Aim
Extract every record, exactly as written, and ignore the pictures.

Data section
******************************

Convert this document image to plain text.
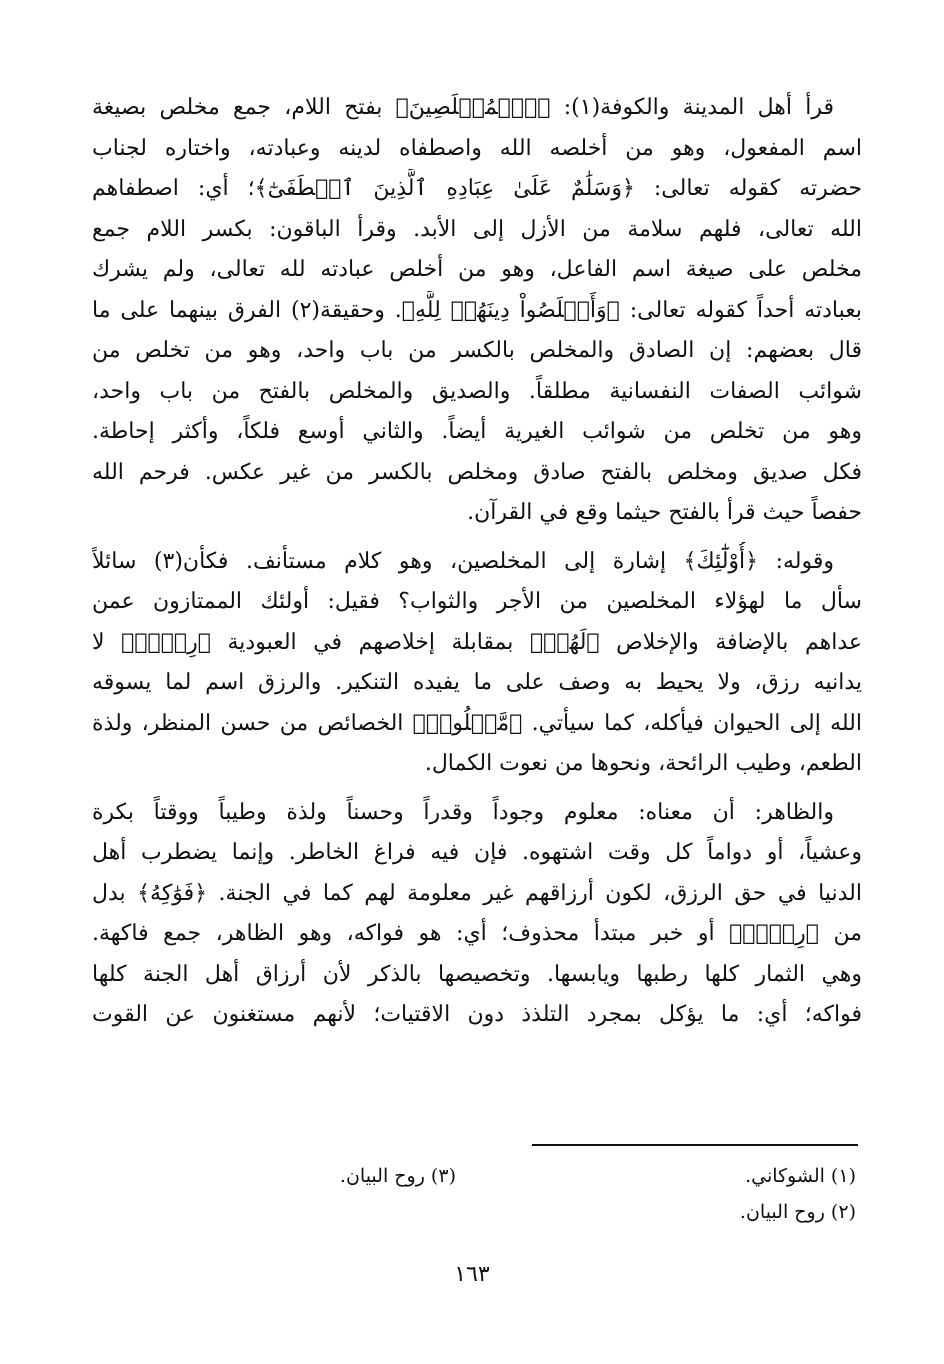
قرأ أهل المدينة والكوفة(١): ﴿ٱلۡمُخۡلَصِينَ﴾ بفتح اللام، جمع مخلص بصيغة
اسم المفعول، وهو من أخلصه الله واصطفاه لدينه وعبادته، واختاره لجناب
حضرته كقوله تعالى: ﴿وَسَلَٰمٌ عَلَىٰ عِبَادِهِ ٱلَّذِينَ ٱصۡطَفَىٰٓ﴾؛ أي: اصطفاهم
الله تعالى، فلهم سلامة من الأزل إلى الأبد. وقرأ الباقون: بكسر اللام جمع
مخلص على صيغة اسم الفاعل، وهو من أخلص عبادته لله تعالى، ولم يشرك
بعبادته أحداً كقوله تعالى: ﴿وَأَخۡلَصُواْ دِينَهُمۡ لِلَّهِ﴾. وحقيقة(٢) الفرق بينهما على ما
قال بعضهم: إن الصادق والمخلص بالكسر من باب واحد، وهو من تخلص من
شوائب الصفات النفسانية مطلقاً. والصديق والمخلص بالفتح من باب واحد،
وهو من تخلص من شوائب الغيرية أيضاً. والثاني أوسع فلكاً، وأكثر إحاطة.
فكل صديق ومخلص بالفتح صادق ومخلص بالكسر من غير عكس. فرحم الله
حفصاً حيث قرأ بالفتح حيثما وقع في القرآن.
وقوله: ﴿أُوْلَٰٓئِكَ﴾ إشارة إلى المخلصين، وهو كلام مستأنف. فكأن(٣) سائلاً
سأل ما لهؤلاء المخلصين من الأجر والثواب؟ فقيل: أولئك الممتازون عمن
عداهم بالإضافة والإخلاص ﴿لَهُمۡ﴾ بمقابلة إخلاصهم في العبودية ﴿رِزۡقٞ﴾ لا
يدانيه رزق، ولا يحيط به وصف على ما يفيده التنكير. والرزق اسم لما يسوقه
الله إلى الحيوان فيأكله، كما سيأتي. ﴿مَّعۡلُومٞ﴾ الخصائص من حسن المنظر، ولذة
الطعم، وطيب الرائحة، ونحوها من نعوت الكمال.
والظاهر: أن معناه: معلوم وجوداً وقدراً وحسناً ولذة وطيباً ووقتاً بكرة
وعشياً، أو دواماً كل وقت اشتهوه. فإن فيه فراغ الخاطر. وإنما يضطرب أهل
الدنيا في حق الرزق، لكون أرزاقهم غير معلومة لهم كما في الجنة. ﴿فَوَٰكِهُ﴾ بدل
من ﴿رِزۡقٞ﴾ أو خبر مبتدأ محذوف؛ أي: هو فواكه، وهو الظاهر، جمع فاكهة.
وهي الثمار كلها رطبها ويابسها. وتخصيصها بالذكر لأن أرزاق أهل الجنة كلها
فواكه؛ أي: ما يؤكل بمجرد التلذذ دون الاقتيات؛ لأنهم مستغنون عن القوت
(١) الشوكاني.
(٢) روح البيان.
(٣) روح البيان.
١٦٣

******************************

Solution for this problem
Convert this document image to plain text.
قرأ أهل المدينة والكوفة(١): ﴿ٱلۡمُخۡلَصِينَ﴾ بفتح اللام، جمع مخلص بصيغة
اسم المفعول، وهو من أخلصه الله واصطفاه لدينه وعبادته، واختاره لجناب
حضرته كقوله تعالى: ﴿وَسَلَٰمٌ عَلَىٰ عِبَادِهِ ٱلَّذِينَ ٱصۡطَفَىٰٓ﴾؛ أي: اصطفاهم
الله تعالى، فلهم سلامة من الأزل إلى الأبد. وقرأ الباقون: بكسر اللام جمع
مخلص على صيغة اسم الفاعل، وهو من أخلص عبادته لله تعالى، ولم يشرك
بعبادته أحداً كقوله تعالى: ﴿وَأَخۡلَصُواْ دِينَهُمۡ لِلَّهِ﴾. وحقيقة(٢) الفرق بينهما على ما
قال بعضهم: إن الصادق والمخلص بالكسر من باب واحد، وهو من تخلص من
شوائب الصفات النفسانية مطلقاً. والصديق والمخلص بالفتح من باب واحد،
وهو من تخلص من شوائب الغيرية أيضاً. والثاني أوسع فلكاً، وأكثر إحاطة.
فكل صديق ومخلص بالفتح صادق ومخلص بالكسر من غير عكس. فرحم الله
حفصاً حيث قرأ بالفتح حيثما وقع في القرآن.
وقوله: ﴿أُوْلَٰٓئِكَ﴾ إشارة إلى المخلصين، وهو كلام مستأنف. فكأن(٣) سائلاً
سأل ما لهؤلاء المخلصين من الأجر والثواب؟ فقيل: أولئك الممتازون عمن
عداهم بالإضافة والإخلاص ﴿لَهُمۡ﴾ بمقابلة إخلاصهم في العبودية ﴿رِزۡقٞ﴾ لا
يدانيه رزق، ولا يحيط به وصف على ما يفيده التنكير. والرزق اسم لما يسوقه
الله إلى الحيوان فيأكله، كما سيأتي. ﴿مَّعۡلُومٞ﴾ الخصائص من حسن المنظر، ولذة
الطعم، وطيب الرائحة، ونحوها من نعوت الكمال.
والظاهر: أن معناه: معلوم وجوداً وقدراً وحسناً ولذة وطيباً ووقتاً بكرة
وعشياً، أو دواماً كل وقت اشتهوه. فإن فيه فراغ الخاطر. وإنما يضطرب أهل
الدنيا في حق الرزق، لكون أرزاقهم غير معلومة لهم كما في الجنة. ﴿فَوَٰكِهُ﴾ بدل
من ﴿رِزۡقٞ﴾ أو خبر مبتدأ محذوف؛ أي: هو فواكه، وهو الظاهر، جمع فاكهة.
وهي الثمار كلها رطبها ويابسها. وتخصيصها بالذكر لأن أرزاق أهل الجنة كلها
فواكه؛ أي: ما يؤكل بمجرد التلذذ دون الاقتيات؛ لأنهم مستغنون عن القوت
(١) الشوكاني.
(٢) روح البيان.
(٣) روح البيان.
١٦٣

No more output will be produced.